• [REQUIREMENT]:
From the entries below, gather every line containing the string "Initial".

+ + + + + + +

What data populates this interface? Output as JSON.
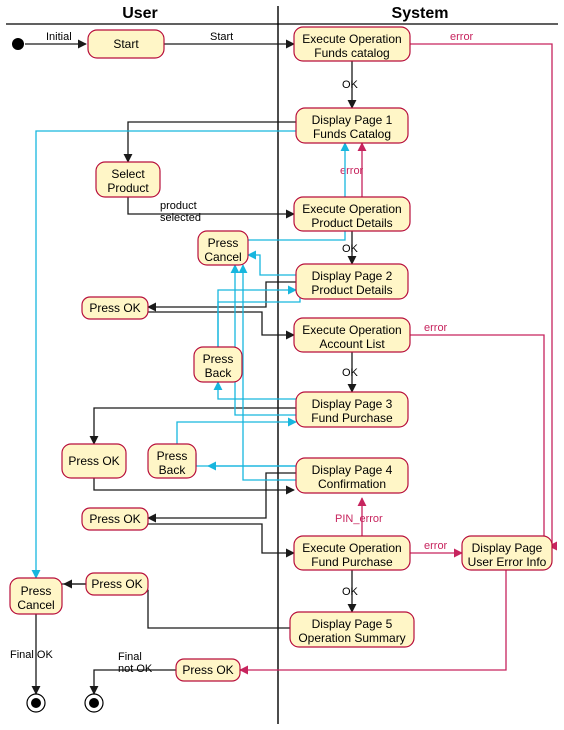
{
  "swimlanes": {
    "user": "User",
    "system": "System"
  },
  "initial": "Initial",
  "nodes": {
    "start": "Start",
    "exec_catalog_l1": "Execute Operation",
    "exec_catalog_l2": "Funds catalog",
    "disp_p1_l1": "Display Page 1",
    "disp_p1_l2": "Funds Catalog",
    "select_product_l1": "Select",
    "select_product_l2": "Product",
    "exec_details_l1": "Execute Operation",
    "exec_details_l2": "Product Details",
    "press_cancel": "Press\nCancel",
    "disp_p2_l1": "Display Page 2",
    "disp_p2_l2": "Product Details",
    "press_ok_1": "Press OK",
    "exec_acct_l1": "Execute Operation",
    "exec_acct_l2": "Account List",
    "press_back_1": "Press\nBack",
    "disp_p3_l1": "Display Page 3",
    "disp_p3_l2": "Fund Purchase",
    "press_ok_2": "Press OK",
    "press_back_2": "Press\nBack",
    "disp_p4_l1": "Display Page 4",
    "disp_p4_l2": "Confirmation",
    "press_ok_3": "Press OK",
    "exec_purchase_l1": "Execute Operation",
    "exec_purchase_l2": "Fund Purchase",
    "press_ok_4": "Press OK",
    "disp_p5_l1": "Display Page 5",
    "disp_p5_l2": "Operation Summary",
    "press_cancel_2": "Press\nCancel",
    "press_ok_final": "Press OK",
    "disp_err_l1": "Display Page",
    "disp_err_l2": "User Error Info"
  },
  "edges": {
    "start": "Start",
    "ok": "OK",
    "error": "error",
    "product_selected": "product\nselected",
    "pin_error": "PIN_error",
    "final_ok": "Final OK",
    "final_not_ok": "Final\nnot OK"
  },
  "chart_data": {
    "type": "diagram",
    "diagram_type": "uml_activity_diagram_swimlanes",
    "title": "Fund purchase flow — User / System swimlanes",
    "swimlanes": [
      "User",
      "System"
    ],
    "initial_node": "Initial",
    "final_nodes": [
      "Final_OK",
      "Final_NotOK"
    ],
    "activities": [
      {
        "id": "Start",
        "lane": "User",
        "label": "Start"
      },
      {
        "id": "ExecOp_FundsCatalog",
        "lane": "System",
        "label": "Execute Operation Funds catalog"
      },
      {
        "id": "DisplayPage1",
        "lane": "System",
        "label": "Display Page 1 Funds Catalog"
      },
      {
        "id": "SelectProduct",
        "lane": "User",
        "label": "Select Product"
      },
      {
        "id": "ExecOp_ProductDetails",
        "lane": "System",
        "label": "Execute Operation Product Details"
      },
      {
        "id": "PressCancel_1",
        "lane": "User",
        "label": "Press Cancel"
      },
      {
        "id": "DisplayPage2",
        "lane": "System",
        "label": "Display Page 2 Product Details"
      },
      {
        "id": "PressOK_1",
        "lane": "User",
        "label": "Press OK"
      },
      {
        "id": "ExecOp_AccountList",
        "lane": "System",
        "label": "Execute Operation Account List"
      },
      {
        "id": "PressBack_1",
        "lane": "User",
        "label": "Press Back"
      },
      {
        "id": "DisplayPage3",
        "lane": "System",
        "label": "Display Page 3 Fund Purchase"
      },
      {
        "id": "PressOK_2",
        "lane": "User",
        "label": "Press OK"
      },
      {
        "id": "PressBack_2",
        "lane": "User",
        "label": "Press Back"
      },
      {
        "id": "DisplayPage4",
        "lane": "System",
        "label": "Display Page 4 Confirmation"
      },
      {
        "id": "PressOK_3",
        "lane": "User",
        "label": "Press OK"
      },
      {
        "id": "ExecOp_FundPurchase",
        "lane": "System",
        "label": "Execute Operation Fund Purchase"
      },
      {
        "id": "PressOK_4",
        "lane": "User",
        "label": "Press OK"
      },
      {
        "id": "DisplayPage5",
        "lane": "System",
        "label": "Display Page 5 Operation Summary"
      },
      {
        "id": "PressCancel_2",
        "lane": "User",
        "label": "Press Cancel"
      },
      {
        "id": "DisplayUserErrorInfo",
        "lane": "System",
        "label": "Display Page User Error Info"
      },
      {
        "id": "PressOK_err",
        "lane": "User",
        "label": "Press OK"
      }
    ],
    "edges": [
      {
        "from": "Initial",
        "to": "Start",
        "label": "Initial",
        "style": "black"
      },
      {
        "from": "Start",
        "to": "ExecOp_FundsCatalog",
        "label": "Start",
        "style": "black"
      },
      {
        "from": "ExecOp_FundsCatalog",
        "to": "DisplayPage1",
        "label": "OK",
        "style": "black"
      },
      {
        "from": "ExecOp_FundsCatalog",
        "to": "DisplayUserErrorInfo",
        "label": "error",
        "style": "pink"
      },
      {
        "from": "DisplayPage1",
        "to": "SelectProduct",
        "label": "",
        "style": "black"
      },
      {
        "from": "SelectProduct",
        "to": "ExecOp_ProductDetails",
        "label": "product selected",
        "style": "black"
      },
      {
        "from": "ExecOp_ProductDetails",
        "to": "DisplayPage2",
        "label": "OK",
        "style": "black"
      },
      {
        "from": "ExecOp_ProductDetails",
        "to": "DisplayPage1",
        "label": "error",
        "style": "pink"
      },
      {
        "from": "DisplayPage1",
        "to": "PressCancel_2",
        "label": "",
        "style": "cyan"
      },
      {
        "from": "DisplayPage2",
        "to": "PressOK_1",
        "label": "",
        "style": "black"
      },
      {
        "from": "DisplayPage2",
        "to": "PressCancel_1",
        "label": "",
        "style": "cyan"
      },
      {
        "from": "PressOK_1",
        "to": "ExecOp_AccountList",
        "label": "",
        "style": "black"
      },
      {
        "from": "ExecOp_AccountList",
        "to": "DisplayPage3",
        "label": "OK",
        "style": "black"
      },
      {
        "from": "ExecOp_AccountList",
        "to": "DisplayUserErrorInfo",
        "label": "error",
        "style": "pink"
      },
      {
        "from": "PressCancel_1",
        "to": "DisplayPage1",
        "label": "",
        "style": "cyan"
      },
      {
        "from": "DisplayPage3",
        "to": "PressOK_2",
        "label": "",
        "style": "black"
      },
      {
        "from": "DisplayPage3",
        "to": "PressBack_1",
        "label": "",
        "style": "cyan"
      },
      {
        "from": "DisplayPage3",
        "to": "PressCancel_1",
        "label": "",
        "style": "cyan"
      },
      {
        "from": "PressBack_1",
        "to": "DisplayPage2",
        "label": "",
        "style": "cyan"
      },
      {
        "from": "PressOK_2",
        "to": "DisplayPage4",
        "label": "",
        "style": "black"
      },
      {
        "from": "DisplayPage4",
        "to": "PressOK_3",
        "label": "",
        "style": "black"
      },
      {
        "from": "DisplayPage4",
        "to": "PressBack_2",
        "label": "",
        "style": "cyan"
      },
      {
        "from": "DisplayPage4",
        "to": "PressCancel_1",
        "label": "",
        "style": "cyan"
      },
      {
        "from": "PressBack_2",
        "to": "DisplayPage3",
        "label": "",
        "style": "cyan"
      },
      {
        "from": "PressOK_3",
        "to": "ExecOp_FundPurchase",
        "label": "",
        "style": "black"
      },
      {
        "from": "ExecOp_FundPurchase",
        "to": "DisplayPage5",
        "label": "OK",
        "style": "black"
      },
      {
        "from": "ExecOp_FundPurchase",
        "to": "DisplayPage4",
        "label": "PIN_error",
        "style": "pink"
      },
      {
        "from": "ExecOp_FundPurchase",
        "to": "DisplayUserErrorInfo",
        "label": "error",
        "style": "pink"
      },
      {
        "from": "DisplayPage5",
        "to": "PressOK_4",
        "label": "",
        "style": "black"
      },
      {
        "from": "PressOK_4",
        "to": "PressCancel_2",
        "label": "",
        "style": "black"
      },
      {
        "from": "PressCancel_2",
        "to": "Final_OK",
        "label": "Final OK",
        "style": "black"
      },
      {
        "from": "DisplayUserErrorInfo",
        "to": "PressOK_err",
        "label": "",
        "style": "pink"
      },
      {
        "from": "PressOK_err",
        "to": "Final_NotOK",
        "label": "Final not OK",
        "style": "black"
      }
    ]
  }
}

+ + + + + + +

• [PROBLEM SOLUTION]:
  "initial": "Initial",
    "initial_node": "Initial",
        "from": "Initial",
        "label": "Initial",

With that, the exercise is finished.